DIRECTION | Write out the whole listing, matching it exactly.

RAW RECORDS |
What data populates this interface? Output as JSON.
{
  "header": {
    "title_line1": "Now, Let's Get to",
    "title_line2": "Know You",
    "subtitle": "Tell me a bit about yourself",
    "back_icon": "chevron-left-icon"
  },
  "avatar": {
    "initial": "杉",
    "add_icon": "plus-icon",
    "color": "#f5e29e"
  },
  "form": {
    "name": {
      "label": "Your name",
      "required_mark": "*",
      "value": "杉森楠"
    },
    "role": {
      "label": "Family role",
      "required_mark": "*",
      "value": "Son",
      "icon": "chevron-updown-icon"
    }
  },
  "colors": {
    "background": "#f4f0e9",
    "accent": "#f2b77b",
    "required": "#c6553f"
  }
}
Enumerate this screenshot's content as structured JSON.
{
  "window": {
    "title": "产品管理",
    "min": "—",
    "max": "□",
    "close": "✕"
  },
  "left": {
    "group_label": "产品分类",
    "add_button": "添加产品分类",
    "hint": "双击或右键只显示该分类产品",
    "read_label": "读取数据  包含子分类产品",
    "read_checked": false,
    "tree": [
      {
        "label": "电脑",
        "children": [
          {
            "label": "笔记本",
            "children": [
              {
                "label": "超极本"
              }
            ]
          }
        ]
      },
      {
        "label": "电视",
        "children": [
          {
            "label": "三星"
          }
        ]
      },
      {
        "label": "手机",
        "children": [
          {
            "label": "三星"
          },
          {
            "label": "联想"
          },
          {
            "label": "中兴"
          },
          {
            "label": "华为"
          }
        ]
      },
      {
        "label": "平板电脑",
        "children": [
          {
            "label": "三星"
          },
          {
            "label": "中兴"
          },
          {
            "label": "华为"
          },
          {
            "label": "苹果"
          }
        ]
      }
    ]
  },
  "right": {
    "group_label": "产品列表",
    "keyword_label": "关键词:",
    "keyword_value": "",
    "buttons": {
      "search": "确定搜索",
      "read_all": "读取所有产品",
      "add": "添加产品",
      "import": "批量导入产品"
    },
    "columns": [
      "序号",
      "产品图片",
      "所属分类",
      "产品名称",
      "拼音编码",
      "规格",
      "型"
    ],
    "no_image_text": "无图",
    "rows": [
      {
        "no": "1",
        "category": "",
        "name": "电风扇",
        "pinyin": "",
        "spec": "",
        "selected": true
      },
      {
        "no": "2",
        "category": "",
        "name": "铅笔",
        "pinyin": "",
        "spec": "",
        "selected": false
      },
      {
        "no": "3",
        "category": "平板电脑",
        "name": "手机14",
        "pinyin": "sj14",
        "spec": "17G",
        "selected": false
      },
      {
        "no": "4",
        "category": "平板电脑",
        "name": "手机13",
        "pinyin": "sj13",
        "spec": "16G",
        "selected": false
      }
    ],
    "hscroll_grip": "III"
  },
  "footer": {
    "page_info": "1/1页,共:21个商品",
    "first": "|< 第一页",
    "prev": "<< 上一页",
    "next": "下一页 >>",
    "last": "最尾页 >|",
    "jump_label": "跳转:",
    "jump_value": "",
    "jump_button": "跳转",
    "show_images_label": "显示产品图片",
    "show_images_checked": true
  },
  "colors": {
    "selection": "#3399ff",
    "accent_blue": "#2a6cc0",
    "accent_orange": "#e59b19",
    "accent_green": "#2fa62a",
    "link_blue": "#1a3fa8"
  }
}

RESPONSE TO THIS EXERCISE |
What data populates this interface? Output as JSON.
{
  "header": {
    "title_line1": "Now, Let's Get to",
    "title_line2": "Know You",
    "subtitle": "Tell me a bit about yourself",
    "back_icon": "chevron-left-icon"
  },
  "avatar": {
    "initial": "杉",
    "add_icon": "plus-icon",
    "color": "#f5e29e"
  },
  "form": {
    "name": {
      "label": "Your name",
      "required_mark": "*",
      "value": "杉森楠"
    },
    "role": {
      "label": "Family role",
      "required_mark": "*",
      "value": "Son",
      "icon": "chevron-updown-icon"
    }
  },
  "colors": {
    "background": "#f4f0e9",
    "accent": "#f2b77b",
    "required": "#c6553f"
  }
}
Enumerate this screenshot's content as structured JSON.
{
  "window": {
    "title": "产品管理",
    "min": "—",
    "max": "□",
    "close": "✕"
  },
  "left": {
    "group_label": "产品分类",
    "add_button": "添加产品分类",
    "hint": "双击或右键只显示该分类产品",
    "read_label": "读取数据  包含子分类产品",
    "read_checked": false,
    "tree": [
      {
        "label": "电脑",
        "children": [
          {
            "label": "笔记本",
            "children": [
              {
                "label": "超极本"
              }
            ]
          }
        ]
      },
      {
        "label": "电视",
        "children": [
          {
            "label": "三星"
          }
        ]
      },
      {
        "label": "手机",
        "children": [
          {
            "label": "三星"
          },
          {
            "label": "联想"
          },
          {
            "label": "中兴"
          },
          {
            "label": "华为"
          }
        ]
      },
      {
        "label": "平板电脑",
        "children": [
          {
            "label": "三星"
          },
          {
            "label": "中兴"
          },
          {
            "label": "华为"
          },
          {
            "label": "苹果"
          }
        ]
      }
    ]
  },
  "right": {
    "group_label": "产品列表",
    "keyword_label": "关键词:",
    "keyword_value": "",
    "buttons": {
      "search": "确定搜索",
      "read_all": "读取所有产品",
      "add": "添加产品",
      "import": "批量导入产品"
    },
    "columns": [
      "序号",
      "产品图片",
      "所属分类",
      "产品名称",
      "拼音编码",
      "规格",
      "型"
    ],
    "no_image_text": "无图",
    "rows": [
      {
        "no": "1",
        "category": "",
        "name": "电风扇",
        "pinyin": "",
        "spec": "",
        "selected": true
      },
      {
        "no": "2",
        "category": "",
        "name": "铅笔",
        "pinyin": "",
        "spec": "",
        "selected": false
      },
      {
        "no": "3",
        "category": "平板电脑",
        "name": "手机14",
        "pinyin": "sj14",
        "spec": "17G",
        "selected": false
      },
      {
        "no": "4",
        "category": "平板电脑",
        "name": "手机13",
        "pinyin": "sj13",
        "spec": "16G",
        "selected": false
      }
    ],
    "hscroll_grip": "III"
  },
  "footer": {
    "page_info": "1/1页,共:21个商品",
    "first": "|< 第一页",
    "prev": "<< 上一页",
    "next": "下一页 >>",
    "last": "最尾页 >|",
    "jump_label": "跳转:",
    "jump_value": "",
    "jump_button": "跳转",
    "show_images_label": "显示产品图片",
    "show_images_checked": true
  },
  "colors": {
    "selection": "#3399ff",
    "accent_blue": "#2a6cc0",
    "accent_orange": "#e59b19",
    "accent_green": "#2fa62a",
    "link_blue": "#1a3fa8"
  }
}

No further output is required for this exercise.